_DATA LISTING_
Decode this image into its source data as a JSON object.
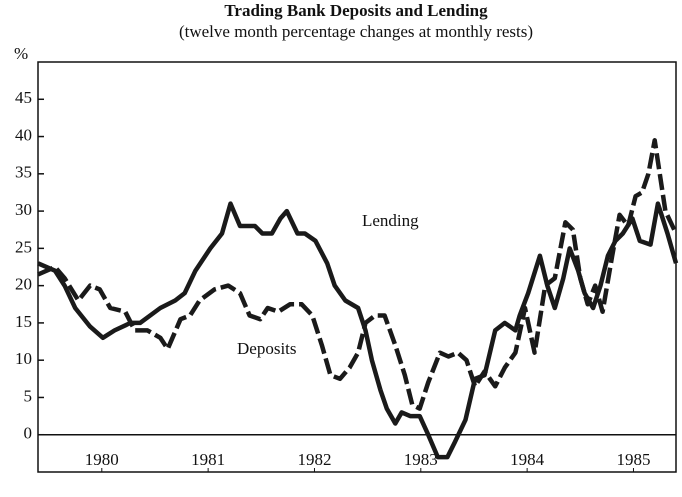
{
  "chart_data": {
    "type": "line",
    "title": "Trading Bank Deposits and Lending",
    "subtitle": "(twelve month percentage changes at monthly rests)",
    "y_label": "%",
    "xlim": [
      1979.9,
      1985.9
    ],
    "xticks": [
      {
        "value": 1980.5,
        "label": "1980"
      },
      {
        "value": 1981.5,
        "label": "1981"
      },
      {
        "value": 1982.5,
        "label": "1982"
      },
      {
        "value": 1983.5,
        "label": "1983"
      },
      {
        "value": 1984.5,
        "label": "1984"
      },
      {
        "value": 1985.5,
        "label": "1985"
      }
    ],
    "ylim": [
      -5,
      50
    ],
    "yticks": [
      0,
      5,
      10,
      15,
      20,
      25,
      30,
      35,
      40,
      45
    ],
    "series": [
      {
        "name": "Lending",
        "color": "#1a1a1a",
        "dashed": false,
        "x": [
          1979.9,
          1980.06,
          1980.15,
          1980.25,
          1980.39,
          1980.51,
          1980.62,
          1980.77,
          1980.86,
          1981.05,
          1981.19,
          1981.28,
          1981.38,
          1981.52,
          1981.63,
          1981.71,
          1981.8,
          1981.94,
          1982.01,
          1982.1,
          1982.18,
          1982.24,
          1982.34,
          1982.41,
          1982.51,
          1982.62,
          1982.69,
          1982.79,
          1982.91,
          1982.98,
          1983.04,
          1983.12,
          1983.18,
          1983.26,
          1983.32,
          1983.4,
          1983.49,
          1983.57,
          1983.66,
          1983.75,
          1983.82,
          1983.92,
          1984.01,
          1984.1,
          1984.2,
          1984.29,
          1984.39,
          1984.43,
          1984.51,
          1984.62,
          1984.69,
          1984.76,
          1984.84,
          1984.9,
          1984.98,
          1985.04,
          1985.12,
          1985.19,
          1985.26,
          1985.33,
          1985.4,
          1985.49,
          1985.56,
          1985.66,
          1985.73,
          1985.82,
          1985.9
        ],
        "values": [
          23,
          22,
          20,
          17,
          14.5,
          13,
          14,
          15,
          15,
          17,
          18,
          19,
          22,
          25,
          27,
          31,
          28,
          28,
          27,
          27,
          29,
          30,
          27,
          27,
          26,
          23,
          20,
          18,
          17,
          14,
          10,
          6,
          3.5,
          1.5,
          3,
          2.5,
          2.5,
          0,
          -3,
          -3,
          -1,
          2,
          7.5,
          8,
          14,
          15,
          14,
          16,
          19,
          24,
          20,
          17,
          21,
          25,
          22,
          19,
          17,
          20,
          24,
          26,
          27,
          29,
          26,
          25.5,
          31,
          27,
          23
        ]
      },
      {
        "name": "Deposits",
        "color": "#1a1a1a",
        "dashed": true,
        "x": [
          1979.9,
          1980.06,
          1980.15,
          1980.28,
          1980.39,
          1980.48,
          1980.58,
          1980.72,
          1980.81,
          1980.93,
          1981.05,
          1981.12,
          1981.24,
          1981.33,
          1981.42,
          1981.56,
          1981.69,
          1981.8,
          1981.89,
          1981.99,
          1982.06,
          1982.16,
          1982.27,
          1982.38,
          1982.48,
          1982.57,
          1982.65,
          1982.74,
          1982.83,
          1982.91,
          1982.98,
          1983.07,
          1983.16,
          1983.26,
          1983.35,
          1983.42,
          1983.49,
          1983.57,
          1983.68,
          1983.76,
          1983.85,
          1983.93,
          1984.01,
          1984.1,
          1984.2,
          1984.29,
          1984.39,
          1984.48,
          1984.57,
          1984.67,
          1984.76,
          1984.86,
          1984.93,
          1985.0,
          1985.07,
          1985.14,
          1985.21,
          1985.3,
          1985.37,
          1985.45,
          1985.52,
          1985.58,
          1985.64,
          1985.7,
          1985.8,
          1985.9
        ],
        "values": [
          21.5,
          22.5,
          21,
          18,
          20,
          19.5,
          17,
          16.5,
          14,
          14,
          13,
          11.5,
          15.5,
          16,
          18,
          19.5,
          20,
          19,
          16,
          15.5,
          17,
          16.5,
          17.5,
          17.5,
          16,
          12,
          8,
          7.5,
          9,
          11,
          15,
          16,
          16,
          12,
          8,
          4,
          3.5,
          7,
          11,
          10.5,
          11,
          10,
          6.5,
          8.5,
          6.5,
          9,
          11,
          17,
          11,
          20,
          21,
          28.5,
          27.5,
          21,
          17.5,
          20,
          16.5,
          24,
          29.5,
          28,
          32,
          32.5,
          35,
          39.5,
          30,
          27
        ]
      }
    ]
  }
}
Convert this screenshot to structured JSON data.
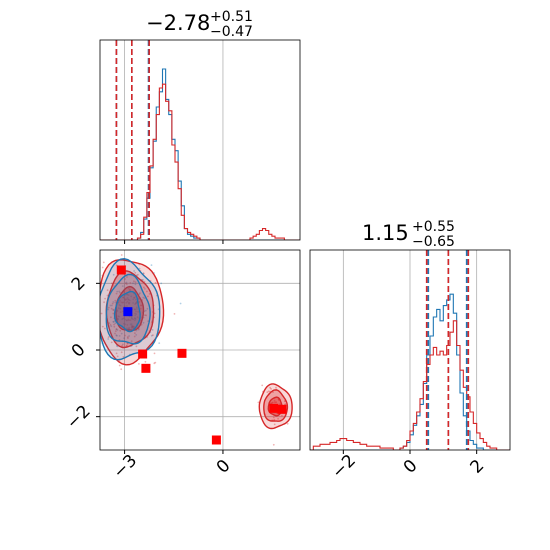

_THE PROBLEM_
Transcribe all the records above word for word, without their images.

_REPLY TO THE EXERCISE_
Decode this image into its source data as a JSON object.
{
  "chart_data": {
    "type": "line",
    "title": "Trading Bank Deposits and Lending",
    "subtitle": "(twelve month percentage changes at monthly rests)",
    "y_label": "%",
    "xlim": [
      1979.9,
      1985.9
    ],
    "xticks": [
      {
        "value": 1980.5,
        "label": "1980"
      },
      {
        "value": 1981.5,
        "label": "1981"
      },
      {
        "value": 1982.5,
        "label": "1982"
      },
      {
        "value": 1983.5,
        "label": "1983"
      },
      {
        "value": 1984.5,
        "label": "1984"
      },
      {
        "value": 1985.5,
        "label": "1985"
      }
    ],
    "ylim": [
      -5,
      50
    ],
    "yticks": [
      0,
      5,
      10,
      15,
      20,
      25,
      30,
      35,
      40,
      45
    ],
    "series": [
      {
        "name": "Lending",
        "color": "#1a1a1a",
        "dashed": false,
        "x": [
          1979.9,
          1980.06,
          1980.15,
          1980.25,
          1980.39,
          1980.51,
          1980.62,
          1980.77,
          1980.86,
          1981.05,
          1981.19,
          1981.28,
          1981.38,
          1981.52,
          1981.63,
          1981.71,
          1981.8,
          1981.94,
          1982.01,
          1982.1,
          1982.18,
          1982.24,
          1982.34,
          1982.41,
          1982.51,
          1982.62,
          1982.69,
          1982.79,
          1982.91,
          1982.98,
          1983.04,
          1983.12,
          1983.18,
          1983.26,
          1983.32,
          1983.4,
          1983.49,
          1983.57,
          1983.66,
          1983.75,
          1983.82,
          1983.92,
          1984.01,
          1984.1,
          1984.2,
          1984.29,
          1984.39,
          1984.43,
          1984.51,
          1984.62,
          1984.69,
          1984.76,
          1984.84,
          1984.9,
          1984.98,
          1985.04,
          1985.12,
          1985.19,
          1985.26,
          1985.33,
          1985.4,
          1985.49,
          1985.56,
          1985.66,
          1985.73,
          1985.82,
          1985.9
        ],
        "values": [
          23,
          22,
          20,
          17,
          14.5,
          13,
          14,
          15,
          15,
          17,
          18,
          19,
          22,
          25,
          27,
          31,
          28,
          28,
          27,
          27,
          29,
          30,
          27,
          27,
          26,
          23,
          20,
          18,
          17,
          14,
          10,
          6,
          3.5,
          1.5,
          3,
          2.5,
          2.5,
          0,
          -3,
          -3,
          -1,
          2,
          7.5,
          8,
          14,
          15,
          14,
          16,
          19,
          24,
          20,
          17,
          21,
          25,
          22,
          19,
          17,
          20,
          24,
          26,
          27,
          29,
          26,
          25.5,
          31,
          27,
          23
        ]
      },
      {
        "name": "Deposits",
        "color": "#1a1a1a",
        "dashed": true,
        "x": [
          1979.9,
          1980.06,
          1980.15,
          1980.28,
          1980.39,
          1980.48,
          1980.58,
          1980.72,
          1980.81,
          1980.93,
          1981.05,
          1981.12,
          1981.24,
          1981.33,
          1981.42,
          1981.56,
          1981.69,
          1981.8,
          1981.89,
          1981.99,
          1982.06,
          1982.16,
          1982.27,
          1982.38,
          1982.48,
          1982.57,
          1982.65,
          1982.74,
          1982.83,
          1982.91,
          1982.98,
          1983.07,
          1983.16,
          1983.26,
          1983.35,
          1983.42,
          1983.49,
          1983.57,
          1983.68,
          1983.76,
          1983.85,
          1983.93,
          1984.01,
          1984.1,
          1984.2,
          1984.29,
          1984.39,
          1984.48,
          1984.57,
          1984.67,
          1984.76,
          1984.86,
          1984.93,
          1985.0,
          1985.07,
          1985.14,
          1985.21,
          1985.3,
          1985.37,
          1985.45,
          1985.52,
          1985.58,
          1985.64,
          1985.7,
          1985.8,
          1985.9
        ],
        "values": [
          21.5,
          22.5,
          21,
          18,
          20,
          19.5,
          17,
          16.5,
          14,
          14,
          13,
          11.5,
          15.5,
          16,
          18,
          19.5,
          20,
          19,
          16,
          15.5,
          17,
          16.5,
          17.5,
          17.5,
          16,
          12,
          8,
          7.5,
          9,
          11,
          15,
          16,
          16,
          12,
          8,
          4,
          3.5,
          7,
          11,
          10.5,
          11,
          10,
          6.5,
          8.5,
          6.5,
          9,
          11,
          17,
          11,
          20,
          21,
          28.5,
          27.5,
          21,
          17.5,
          20,
          16.5,
          24,
          29.5,
          28,
          32,
          32.5,
          35,
          39.5,
          30,
          27
        ]
      }
    ]
  }
}
Convert this screenshot to structured JSON data.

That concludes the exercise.